__Given task__
Reproduce verbatim every line from the one containing "attachment-2[interactable]: e Meldingstekst" through the one containing "628, 913, 711]", including both of those lines.

[Page element annotations]
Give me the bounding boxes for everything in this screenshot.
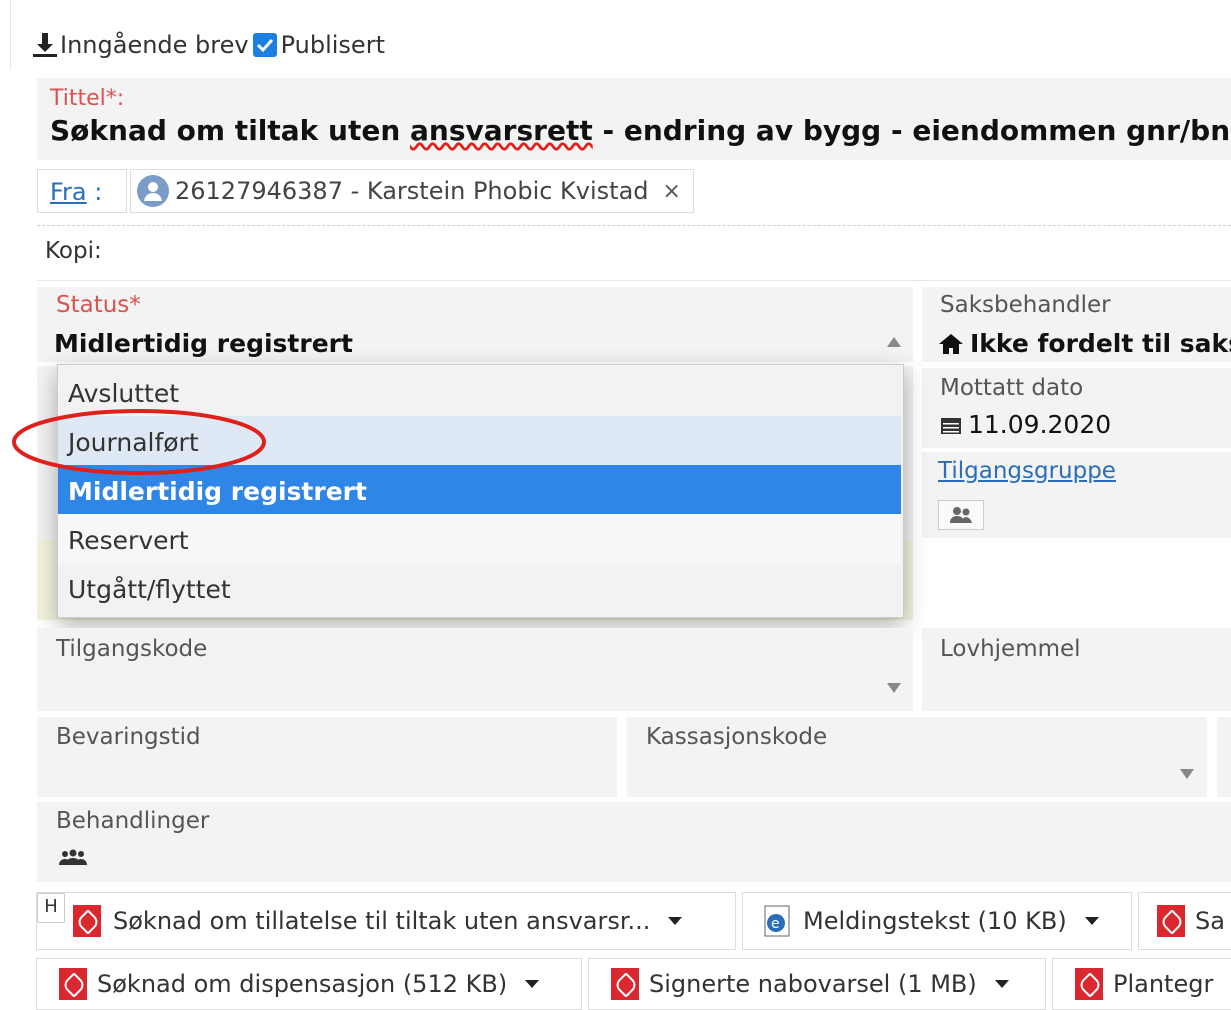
attachment-2[interactable]: e Meldingstekst (10 KB)	[742, 892, 1132, 950]
status-required-marker: *	[129, 292, 141, 318]
attachment-4[interactable]: Søknad om dispensasjon (512 KB)	[36, 958, 582, 1010]
group-icon	[950, 507, 972, 523]
attachment-5[interactable]: Signerte nabovarsel (1 MB)	[588, 958, 1046, 1010]
status-dropdown-list[interactable]: Avsluttet Journalført Midlertidig regist…	[57, 364, 904, 618]
attachment-6-name: Plantegr	[1113, 970, 1214, 998]
status-value: Midlertidig registrert	[54, 329, 353, 358]
attachment-5-name: Signerte nabovarsel (1 MB)	[649, 970, 977, 998]
access-code-caret-icon[interactable]	[887, 683, 901, 693]
title-required-marker: *:	[105, 86, 125, 111]
pdf-icon	[1157, 905, 1185, 937]
status-caret-up-icon[interactable]	[887, 337, 901, 347]
status-option-utgatt-flyttet[interactable]: Utgått/flyttet	[58, 563, 901, 612]
from-label-box: Fra :	[37, 169, 127, 213]
attachment-1[interactable]: H Søknad om tillatelse til tiltak uten a…	[36, 892, 736, 950]
doc-type-label[interactable]: Inngående brev	[60, 31, 249, 59]
access-group-field: Tilgangsgruppe	[922, 452, 1231, 538]
retention-label: Bevaringstid	[56, 724, 201, 750]
attachment-2-name: Meldingstekst (10 KB)	[803, 907, 1067, 935]
from-label-separator: :	[86, 178, 103, 206]
access-code-label: Tilgangskode	[56, 636, 208, 662]
case-handler-value: Ikke fordelt til saks	[970, 329, 1231, 358]
attachment-4-name: Søknad om dispensasjon (512 KB)	[97, 970, 508, 998]
treatments-label: Behandlinger	[56, 808, 210, 834]
from-label-link[interactable]: Fra	[50, 178, 87, 206]
received-date-label: Mottatt dato	[940, 375, 1084, 401]
spellcheck-word: ansvarsrett	[410, 114, 593, 147]
remove-contact-icon[interactable]: ×	[663, 179, 681, 204]
attachment-4-caret-icon[interactable]	[525, 980, 540, 988]
status-option-reservert[interactable]: Reservert	[58, 514, 901, 563]
title-label: Tittel	[50, 86, 106, 111]
treatments-field[interactable]: Behandlinger	[37, 802, 1231, 882]
access-group-button[interactable]	[938, 500, 984, 530]
disposal-code-field[interactable]: Kassasjonskode	[627, 717, 1207, 797]
disposal-code-caret-icon[interactable]	[1180, 769, 1194, 779]
retention-field[interactable]: Bevaringstid	[37, 717, 617, 797]
access-code-field[interactable]: Tilgangskode	[37, 628, 913, 711]
user-avatar-icon	[137, 175, 169, 207]
home-icon	[939, 333, 963, 354]
disposal-code-label: Kassasjonskode	[646, 724, 828, 750]
person-icon	[144, 182, 162, 201]
from-contact-name: 26127946387 - Karstein Phobic Kvistad	[175, 177, 649, 205]
pdf-icon	[611, 968, 639, 1000]
attachment-3-name: Sa	[1195, 907, 1225, 935]
attachment-6[interactable]: Plantegr	[1052, 958, 1231, 1010]
title-value[interactable]: Søknad om tiltak uten ansvarsrett - endr…	[50, 114, 1231, 147]
pdf-icon	[73, 905, 101, 937]
published-label: Publisert	[280, 31, 385, 59]
h-marker: H	[37, 893, 65, 923]
published-checkbox[interactable]	[252, 33, 277, 57]
copy-label: Kopi:	[45, 238, 102, 264]
from-field: Fra : 26127946387 - Karstein Phobic Kvis…	[37, 165, 1231, 221]
left-divider	[10, 0, 11, 70]
attachment-3[interactable]: Sa	[1138, 892, 1231, 950]
received-date-value: 11.09.2020	[968, 410, 1112, 439]
attachment-5-caret-icon[interactable]	[994, 980, 1009, 988]
right-edge-field	[1217, 717, 1231, 797]
annotation-ellipse	[12, 409, 266, 475]
attachment-1-name: Søknad om tillatelse til tiltak uten ans…	[113, 907, 651, 935]
pdf-icon	[59, 968, 87, 1000]
case-handler-field[interactable]: Saksbehandler Ikke fordelt til saks	[922, 287, 1231, 362]
ie-html-icon: e	[764, 905, 790, 937]
calendar-icon	[941, 417, 961, 434]
pdf-icon	[1075, 968, 1103, 1000]
legal-basis-label: Lovhjemmel	[940, 636, 1081, 662]
received-date-field[interactable]: Mottatt dato 11.09.2020	[922, 368, 1231, 448]
attachment-2-caret-icon[interactable]	[1084, 917, 1099, 925]
status-label: Status	[56, 292, 130, 318]
svg-text:e: e	[771, 916, 780, 932]
group-treatments-icon[interactable]	[56, 848, 90, 868]
access-group-link[interactable]: Tilgangsgruppe	[938, 458, 1116, 484]
legal-basis-field[interactable]: Lovhjemmel	[922, 628, 1231, 711]
status-field[interactable]: Status* Midlertidig registrert	[37, 287, 913, 362]
attachment-1-caret-icon[interactable]	[668, 917, 683, 925]
case-handler-label: Saksbehandler	[940, 292, 1111, 318]
copy-field[interactable]: Kopi:	[37, 226, 1231, 281]
from-contact-tag[interactable]: 26127946387 - Karstein Phobic Kvistad ×	[130, 169, 694, 213]
title-field[interactable]: Tittel*: Søknad om tiltak uten ansvarsre…	[37, 78, 1231, 160]
header-bar: Inngående brev Publisert	[30, 28, 385, 62]
check-icon	[256, 38, 273, 53]
download-icon[interactable]	[30, 30, 60, 60]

__Output of the exercise__
attachment-2[interactable]: e Meldingstekst (10 KB)	[742, 892, 1132, 950]
status-required-marker: *	[129, 292, 141, 318]
attachment-4[interactable]: Søknad om dispensasjon (512 KB)	[36, 958, 582, 1010]
group-icon	[950, 507, 972, 523]
attachment-5[interactable]: Signerte nabovarsel (1 MB)	[588, 958, 1046, 1010]
status-dropdown-list[interactable]: Avsluttet Journalført Midlertidig regist…	[57, 364, 904, 618]
attachment-6-name: Plantegr	[1113, 970, 1214, 998]
status-value: Midlertidig registrert	[54, 329, 353, 358]
attachment-5-name: Signerte nabovarsel (1 MB)	[649, 970, 977, 998]
access-code-caret-icon[interactable]	[887, 683, 901, 693]
title-required-marker: *:	[105, 86, 125, 111]
pdf-icon	[1157, 905, 1185, 937]
status-caret-up-icon[interactable]	[887, 337, 901, 347]
status-option-utgatt-flyttet[interactable]: Utgått/flyttet	[58, 563, 901, 612]
from-label-box: Fra :	[37, 169, 127, 213]
attachment-1[interactable]: H Søknad om tillatelse til tiltak uten a…	[36, 892, 736, 950]
doc-type-label[interactable]: Inngående brev	[60, 31, 249, 59]
access-group-field: Tilgangsgruppe	[922, 452, 1231, 538]
retention-label: Bevaringstid	[56, 724, 201, 750]
attachment-2-name: Meldingstekst (10 KB)	[803, 907, 1067, 935]
from-label-separator: :	[86, 178, 103, 206]
access-code-label: Tilgangskode	[56, 636, 208, 662]
case-handler-value: Ikke fordelt til saks	[970, 329, 1231, 358]
attachment-4-name: Søknad om dispensasjon (512 KB)	[97, 970, 508, 998]
treatments-label: Behandlinger	[56, 808, 210, 834]
from-label-link[interactable]: Fra	[50, 178, 87, 206]
received-date-label: Mottatt dato	[940, 375, 1084, 401]
spellcheck-word: ansvarsrett	[410, 114, 593, 147]
remove-contact-icon[interactable]: ×	[663, 179, 681, 204]
attachment-4-caret-icon[interactable]	[525, 980, 540, 988]
status-option-reservert[interactable]: Reservert	[58, 514, 901, 563]
title-label: Tittel	[50, 86, 106, 111]
treatments-field[interactable]: Behandlinger	[37, 802, 1231, 882]
access-group-button[interactable]	[938, 500, 984, 530]
disposal-code-field[interactable]: Kassasjonskode	[627, 717, 1207, 797]
disposal-code-caret-icon[interactable]	[1180, 769, 1194, 779]
retention-field[interactable]: Bevaringstid	[37, 717, 617, 797]
access-code-field[interactable]: Tilgangskode	[37, 628, 913, 711]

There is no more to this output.